#### [Exercise prompt]
Repeat every line of the entries below, swapping "toolbar" for "toolstrip" wherever it occurs and changing nothing else. Omit the pictures.

#### [Data section]
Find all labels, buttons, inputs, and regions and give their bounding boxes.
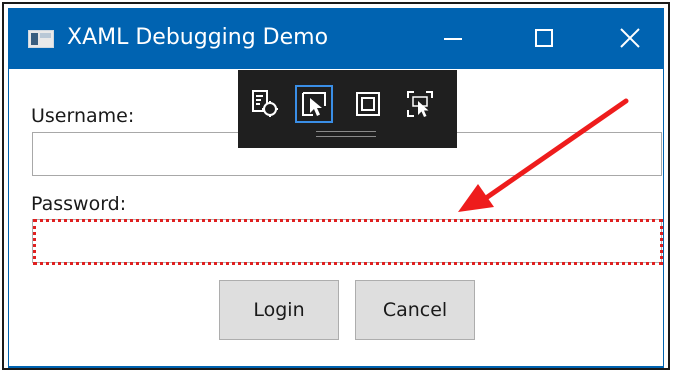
password-label: Password:	[31, 193, 127, 215]
live-visual-tree-icon	[252, 90, 278, 117]
track-focus-button[interactable]	[401, 85, 439, 123]
display-adorners-button[interactable]	[349, 85, 387, 123]
close-button[interactable]	[589, 8, 665, 69]
track-focus-icon	[407, 91, 433, 117]
toolbar-grip[interactable]	[316, 131, 376, 137]
select-element-icon	[302, 92, 326, 116]
app-icon	[28, 30, 54, 48]
window-title: XAML Debugging Demo	[67, 25, 329, 50]
maximize-icon	[535, 29, 553, 47]
display-adorners-icon	[356, 92, 380, 116]
app-window: XAML Debugging Demo Username: Password: …	[8, 8, 664, 368]
title-bar[interactable]: XAML Debugging Demo	[9, 8, 663, 69]
username-label: Username:	[31, 105, 135, 127]
password-field[interactable]	[32, 219, 662, 263]
cancel-button[interactable]: Cancel	[355, 280, 475, 340]
login-button[interactable]: Login	[219, 280, 339, 340]
live-visual-tree-button[interactable]	[246, 85, 284, 123]
select-element-button[interactable]	[295, 85, 333, 123]
close-icon	[620, 28, 640, 48]
maximize-button[interactable]	[499, 8, 589, 69]
minimize-button[interactable]	[409, 8, 499, 69]
minimize-icon	[444, 38, 462, 40]
xaml-debug-toolbar	[238, 70, 457, 148]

#### [Answer for this exercise]
Find all labels, buttons, inputs, and regions and give their bounding boxes.
password-label: Password:	[31, 193, 127, 215]
live-visual-tree-icon	[252, 90, 278, 117]
track-focus-button[interactable]	[401, 85, 439, 123]
display-adorners-button[interactable]	[349, 85, 387, 123]
close-button[interactable]	[589, 8, 665, 69]
track-focus-icon	[407, 91, 433, 117]
toolstrip-grip[interactable]	[316, 131, 376, 137]
select-element-icon	[302, 92, 326, 116]
app-icon	[28, 30, 54, 48]
window-title: XAML Debugging Demo	[67, 25, 329, 50]
maximize-icon	[535, 29, 553, 47]
display-adorners-icon	[356, 92, 380, 116]
app-window: XAML Debugging Demo Username: Password: …	[8, 8, 664, 368]
title-bar[interactable]: XAML Debugging Demo	[9, 8, 663, 69]
username-label: Username:	[31, 105, 135, 127]
password-field[interactable]	[32, 219, 662, 263]
cancel-button[interactable]: Cancel	[355, 280, 475, 340]
login-button[interactable]: Login	[219, 280, 339, 340]
live-visual-tree-button[interactable]	[246, 85, 284, 123]
select-element-button[interactable]	[295, 85, 333, 123]
close-icon	[620, 28, 640, 48]
maximize-button[interactable]	[499, 8, 589, 69]
minimize-button[interactable]	[409, 8, 499, 69]
minimize-icon	[444, 38, 462, 40]
xaml-debug-toolstrip	[238, 70, 457, 148]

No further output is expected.